EXERCISE DESCRIPTION:
All lines below must be repeated exactly, with the pictures omitted.

╭─ EXERCISE INPUTS

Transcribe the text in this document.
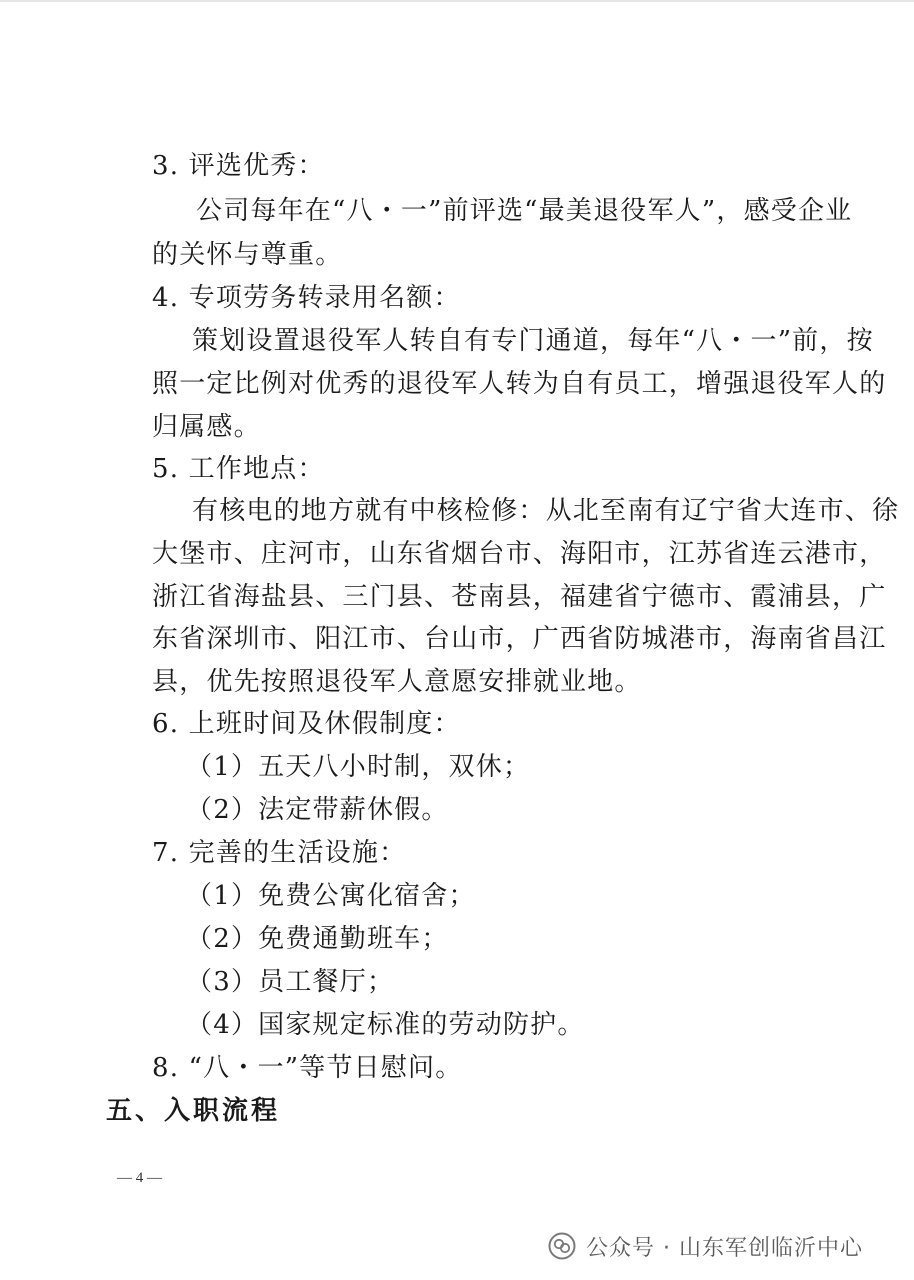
3. 评选优秀：
公司每年在“八・一”前评选“最美退役军人”，感受企业
的关怀与尊重。
4. 专项劳务转录用名额：
策划设置退役军人转自有专门通道，每年“八・一”前，按
照一定比例对优秀的退役军人转为自有员工，增强退役军人的
归属感。
5. 工作地点：
有核电的地方就有中核检修：从北至南有辽宁省大连市、徐
大堡市、庄河市，山东省烟台市、海阳市，江苏省连云港市，
浙江省海盐县、三门县、苍南县，福建省宁德市、霞浦县，广
东省深圳市、阳江市、台山市，广西省防城港市，海南省昌江
县，优先按照退役军人意愿安排就业地。
6. 上班时间及休假制度：
（1）五天八小时制，双休；
（2）法定带薪休假。
7. 完善的生活设施：
（1）免费公寓化宿舍；
（2）免费通勤班车；
（3）员工餐厅；
（4）国家规定标准的劳动防护。
8. “八・一”等节日慰问。
五、入职流程
— 4 —
公众号 · 山东军创临沂中心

╰─

OUTPUT FOR THIS EXERCISE:
Transcribe the text in this document.
3. 评选优秀：
公司每年在“八・一”前评选“最美退役军人”，感受企业
的关怀与尊重。
4. 专项劳务转录用名额：
策划设置退役军人转自有专门通道，每年“八・一”前，按
照一定比例对优秀的退役军人转为自有员工，增强退役军人的
归属感。
5. 工作地点：
有核电的地方就有中核检修：从北至南有辽宁省大连市、徐
大堡市、庄河市，山东省烟台市、海阳市，江苏省连云港市，
浙江省海盐县、三门县、苍南县，福建省宁德市、霞浦县，广
东省深圳市、阳江市、台山市，广西省防城港市，海南省昌江
县，优先按照退役军人意愿安排就业地。
6. 上班时间及休假制度：
（1）五天八小时制，双休；
（2）法定带薪休假。
7. 完善的生活设施：
（1）免费公寓化宿舍；
（2）免费通勤班车；
（3）员工餐厅；
（4）国家规定标准的劳动防护。
8. “八・一”等节日慰问。
五、入职流程
— 4 —
公众号 · 山东军创临沂中心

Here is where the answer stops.